Brief: Select, from the data, each line where "JSON" occurs.

***

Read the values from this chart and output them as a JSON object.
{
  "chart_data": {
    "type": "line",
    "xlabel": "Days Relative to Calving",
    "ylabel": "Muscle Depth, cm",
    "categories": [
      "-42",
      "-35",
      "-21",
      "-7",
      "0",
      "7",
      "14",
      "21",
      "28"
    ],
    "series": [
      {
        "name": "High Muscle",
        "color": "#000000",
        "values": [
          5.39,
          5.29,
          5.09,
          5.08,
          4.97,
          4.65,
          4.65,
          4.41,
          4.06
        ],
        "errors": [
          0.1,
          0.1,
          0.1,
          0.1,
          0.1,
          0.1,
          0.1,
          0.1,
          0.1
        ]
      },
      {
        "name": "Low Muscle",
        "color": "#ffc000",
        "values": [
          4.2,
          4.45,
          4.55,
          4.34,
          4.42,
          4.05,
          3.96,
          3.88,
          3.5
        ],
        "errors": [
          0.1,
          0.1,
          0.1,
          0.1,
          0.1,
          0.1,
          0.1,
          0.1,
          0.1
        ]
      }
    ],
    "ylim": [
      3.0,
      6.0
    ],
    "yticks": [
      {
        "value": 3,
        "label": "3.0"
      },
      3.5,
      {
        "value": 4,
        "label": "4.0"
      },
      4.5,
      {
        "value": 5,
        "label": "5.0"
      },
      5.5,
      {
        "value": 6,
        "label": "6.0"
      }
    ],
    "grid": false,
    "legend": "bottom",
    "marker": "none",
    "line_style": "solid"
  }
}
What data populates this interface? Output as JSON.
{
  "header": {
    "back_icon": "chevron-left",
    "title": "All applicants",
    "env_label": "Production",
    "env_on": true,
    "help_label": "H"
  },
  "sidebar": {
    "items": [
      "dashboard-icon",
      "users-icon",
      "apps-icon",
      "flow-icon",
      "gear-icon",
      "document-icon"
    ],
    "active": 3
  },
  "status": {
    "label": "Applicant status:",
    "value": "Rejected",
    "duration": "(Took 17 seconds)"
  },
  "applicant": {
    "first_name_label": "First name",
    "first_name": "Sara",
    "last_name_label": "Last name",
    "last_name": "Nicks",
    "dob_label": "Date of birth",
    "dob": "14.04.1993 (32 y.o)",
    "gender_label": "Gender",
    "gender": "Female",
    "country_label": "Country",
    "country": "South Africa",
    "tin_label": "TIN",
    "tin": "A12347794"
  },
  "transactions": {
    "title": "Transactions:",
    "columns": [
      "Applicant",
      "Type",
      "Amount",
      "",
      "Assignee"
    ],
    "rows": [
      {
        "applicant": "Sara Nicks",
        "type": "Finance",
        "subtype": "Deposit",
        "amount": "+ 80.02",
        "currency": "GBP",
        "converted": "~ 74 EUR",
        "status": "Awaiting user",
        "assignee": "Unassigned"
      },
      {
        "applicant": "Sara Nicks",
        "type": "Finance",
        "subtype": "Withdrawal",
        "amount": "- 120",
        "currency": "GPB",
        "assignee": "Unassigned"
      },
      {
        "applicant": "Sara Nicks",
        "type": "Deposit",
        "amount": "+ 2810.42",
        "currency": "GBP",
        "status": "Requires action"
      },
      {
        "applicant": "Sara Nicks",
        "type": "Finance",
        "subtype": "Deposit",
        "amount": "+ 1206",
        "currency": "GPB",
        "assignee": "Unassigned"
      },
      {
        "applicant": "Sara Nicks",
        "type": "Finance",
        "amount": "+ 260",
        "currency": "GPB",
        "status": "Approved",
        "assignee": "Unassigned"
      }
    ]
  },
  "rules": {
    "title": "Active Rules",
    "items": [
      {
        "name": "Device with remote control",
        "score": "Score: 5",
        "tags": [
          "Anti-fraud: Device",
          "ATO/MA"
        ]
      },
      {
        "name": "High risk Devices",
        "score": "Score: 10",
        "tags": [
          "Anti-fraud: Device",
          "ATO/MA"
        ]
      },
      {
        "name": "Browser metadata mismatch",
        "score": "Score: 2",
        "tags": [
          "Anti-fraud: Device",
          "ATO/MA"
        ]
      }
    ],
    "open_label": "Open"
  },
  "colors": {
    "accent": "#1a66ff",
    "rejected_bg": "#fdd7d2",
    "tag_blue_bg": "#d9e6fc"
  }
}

***

Solution:
Read the values from this chart and output them as a JSON object.
What data populates this interface? Output as JSON.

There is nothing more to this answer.